======== Material for this exercise

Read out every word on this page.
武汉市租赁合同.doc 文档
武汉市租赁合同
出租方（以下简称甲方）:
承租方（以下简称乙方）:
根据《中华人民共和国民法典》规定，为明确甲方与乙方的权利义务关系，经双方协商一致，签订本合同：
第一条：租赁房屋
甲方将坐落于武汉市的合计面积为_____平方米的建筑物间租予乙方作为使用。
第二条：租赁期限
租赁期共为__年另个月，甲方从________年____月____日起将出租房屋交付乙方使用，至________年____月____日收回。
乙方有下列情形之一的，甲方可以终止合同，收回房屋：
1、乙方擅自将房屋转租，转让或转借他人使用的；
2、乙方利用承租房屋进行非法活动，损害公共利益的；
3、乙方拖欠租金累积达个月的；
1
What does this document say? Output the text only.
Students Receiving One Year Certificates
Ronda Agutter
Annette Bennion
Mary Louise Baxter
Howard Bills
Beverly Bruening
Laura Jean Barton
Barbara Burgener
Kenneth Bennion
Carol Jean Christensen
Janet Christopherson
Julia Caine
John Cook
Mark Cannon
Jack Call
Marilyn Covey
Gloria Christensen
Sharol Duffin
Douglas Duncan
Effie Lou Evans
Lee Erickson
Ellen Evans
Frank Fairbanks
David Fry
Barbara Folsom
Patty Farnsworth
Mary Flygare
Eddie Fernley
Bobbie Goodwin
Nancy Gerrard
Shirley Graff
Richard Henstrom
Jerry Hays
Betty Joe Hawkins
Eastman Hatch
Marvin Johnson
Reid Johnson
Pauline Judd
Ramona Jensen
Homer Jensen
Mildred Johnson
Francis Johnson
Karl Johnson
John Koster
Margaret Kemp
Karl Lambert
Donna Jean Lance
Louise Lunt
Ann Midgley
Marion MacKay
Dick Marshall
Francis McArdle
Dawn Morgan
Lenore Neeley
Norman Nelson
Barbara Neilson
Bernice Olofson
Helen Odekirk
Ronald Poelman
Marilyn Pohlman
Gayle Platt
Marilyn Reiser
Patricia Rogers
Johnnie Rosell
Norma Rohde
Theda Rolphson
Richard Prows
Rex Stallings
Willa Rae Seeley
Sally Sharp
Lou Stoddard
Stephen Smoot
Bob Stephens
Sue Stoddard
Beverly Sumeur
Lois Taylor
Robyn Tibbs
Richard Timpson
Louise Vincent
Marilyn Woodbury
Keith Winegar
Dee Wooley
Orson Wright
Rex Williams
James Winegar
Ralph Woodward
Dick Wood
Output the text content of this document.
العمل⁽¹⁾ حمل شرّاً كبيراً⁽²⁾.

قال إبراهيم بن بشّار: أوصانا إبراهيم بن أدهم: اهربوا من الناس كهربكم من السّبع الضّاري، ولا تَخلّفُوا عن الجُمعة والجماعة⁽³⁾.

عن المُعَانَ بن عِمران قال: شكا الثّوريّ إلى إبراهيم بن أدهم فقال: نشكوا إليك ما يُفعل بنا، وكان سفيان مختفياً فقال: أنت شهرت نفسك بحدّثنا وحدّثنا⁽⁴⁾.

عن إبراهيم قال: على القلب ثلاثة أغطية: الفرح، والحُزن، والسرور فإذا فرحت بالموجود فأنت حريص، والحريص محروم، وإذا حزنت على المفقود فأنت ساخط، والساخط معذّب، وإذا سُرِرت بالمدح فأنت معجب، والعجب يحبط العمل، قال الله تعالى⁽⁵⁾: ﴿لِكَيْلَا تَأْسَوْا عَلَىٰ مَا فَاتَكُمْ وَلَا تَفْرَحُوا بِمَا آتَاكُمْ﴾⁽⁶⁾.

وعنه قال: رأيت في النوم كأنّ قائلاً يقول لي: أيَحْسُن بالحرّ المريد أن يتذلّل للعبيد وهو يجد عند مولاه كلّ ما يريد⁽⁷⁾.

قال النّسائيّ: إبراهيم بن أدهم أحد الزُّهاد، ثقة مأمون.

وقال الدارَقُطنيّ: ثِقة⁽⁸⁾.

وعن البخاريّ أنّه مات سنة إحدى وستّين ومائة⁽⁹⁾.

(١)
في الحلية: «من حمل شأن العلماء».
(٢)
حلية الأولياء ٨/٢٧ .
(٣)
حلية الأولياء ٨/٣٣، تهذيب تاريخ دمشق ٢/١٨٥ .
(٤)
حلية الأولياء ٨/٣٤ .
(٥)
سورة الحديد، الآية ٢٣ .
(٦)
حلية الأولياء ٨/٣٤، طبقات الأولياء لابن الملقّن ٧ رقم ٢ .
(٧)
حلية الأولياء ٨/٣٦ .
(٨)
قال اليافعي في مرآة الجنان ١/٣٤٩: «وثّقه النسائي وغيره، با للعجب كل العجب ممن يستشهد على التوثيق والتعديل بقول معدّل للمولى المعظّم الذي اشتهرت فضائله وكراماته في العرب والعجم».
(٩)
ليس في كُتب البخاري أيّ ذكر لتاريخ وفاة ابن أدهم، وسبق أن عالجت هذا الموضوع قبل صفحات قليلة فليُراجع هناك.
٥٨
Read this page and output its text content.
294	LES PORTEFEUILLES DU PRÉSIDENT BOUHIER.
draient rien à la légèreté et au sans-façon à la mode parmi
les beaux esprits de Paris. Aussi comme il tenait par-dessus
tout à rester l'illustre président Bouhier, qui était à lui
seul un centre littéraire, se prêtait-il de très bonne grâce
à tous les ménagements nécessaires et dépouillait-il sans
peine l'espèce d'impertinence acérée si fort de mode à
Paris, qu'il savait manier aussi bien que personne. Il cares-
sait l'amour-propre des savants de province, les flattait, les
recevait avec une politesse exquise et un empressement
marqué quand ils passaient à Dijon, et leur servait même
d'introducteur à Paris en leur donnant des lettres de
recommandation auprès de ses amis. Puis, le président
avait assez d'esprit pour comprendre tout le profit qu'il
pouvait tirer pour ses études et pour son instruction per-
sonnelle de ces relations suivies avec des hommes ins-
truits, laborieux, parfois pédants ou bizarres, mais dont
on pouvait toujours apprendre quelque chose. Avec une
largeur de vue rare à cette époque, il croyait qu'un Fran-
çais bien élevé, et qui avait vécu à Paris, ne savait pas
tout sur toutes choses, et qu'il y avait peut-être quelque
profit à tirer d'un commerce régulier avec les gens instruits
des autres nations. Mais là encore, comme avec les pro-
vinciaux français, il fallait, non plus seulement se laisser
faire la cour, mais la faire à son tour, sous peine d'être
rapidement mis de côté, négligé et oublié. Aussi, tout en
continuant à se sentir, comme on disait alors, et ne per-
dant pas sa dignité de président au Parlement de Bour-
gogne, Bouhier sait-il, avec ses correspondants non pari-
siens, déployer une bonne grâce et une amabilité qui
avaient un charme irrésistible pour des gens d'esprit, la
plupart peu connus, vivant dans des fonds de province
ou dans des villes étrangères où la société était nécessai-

================

*Work to do*. In the entries above, find the line containing "Read this page and output its text content.". Set down that line and every line after it through the last one, exactly and alone.

*Solution to this task*.
Read this page and output its text content.
294	LES PORTEFEUILLES DU PRÉSIDENT BOUHIER.
draient rien à la légèreté et au sans-façon à la mode parmi
les beaux esprits de Paris. Aussi comme il tenait par-dessus
tout à rester l'illustre président Bouhier, qui était à lui
seul un centre littéraire, se prêtait-il de très bonne grâce
à tous les ménagements nécessaires et dépouillait-il sans
peine l'espèce d'impertinence acérée si fort de mode à
Paris, qu'il savait manier aussi bien que personne. Il cares-
sait l'amour-propre des savants de province, les flattait, les
recevait avec une politesse exquise et un empressement
marqué quand ils passaient à Dijon, et leur servait même
d'introducteur à Paris en leur donnant des lettres de
recommandation auprès de ses amis. Puis, le président
avait assez d'esprit pour comprendre tout le profit qu'il
pouvait tirer pour ses études et pour son instruction per-
sonnelle de ces relations suivies avec des hommes ins-
truits, laborieux, parfois pédants ou bizarres, mais dont
on pouvait toujours apprendre quelque chose. Avec une
largeur de vue rare à cette époque, il croyait qu'un Fran-
çais bien élevé, et qui avait vécu à Paris, ne savait pas
tout sur toutes choses, et qu'il y avait peut-être quelque
profit à tirer d'un commerce régulier avec les gens instruits
des autres nations. Mais là encore, comme avec les pro-
vinciaux français, il fallait, non plus seulement se laisser
faire la cour, mais la faire à son tour, sous peine d'être
rapidement mis de côté, négligé et oublié. Aussi, tout en
continuant à se sentir, comme on disait alors, et ne per-
dant pas sa dignité de président au Parlement de Bour-
gogne, Bouhier sait-il, avec ses correspondants non pari-
siens, déployer une bonne grâce et une amabilité qui
avaient un charme irrésistible pour des gens d'esprit, la
plupart peu connus, vivant dans des fonds de province
ou dans des villes étrangères où la société était nécessai-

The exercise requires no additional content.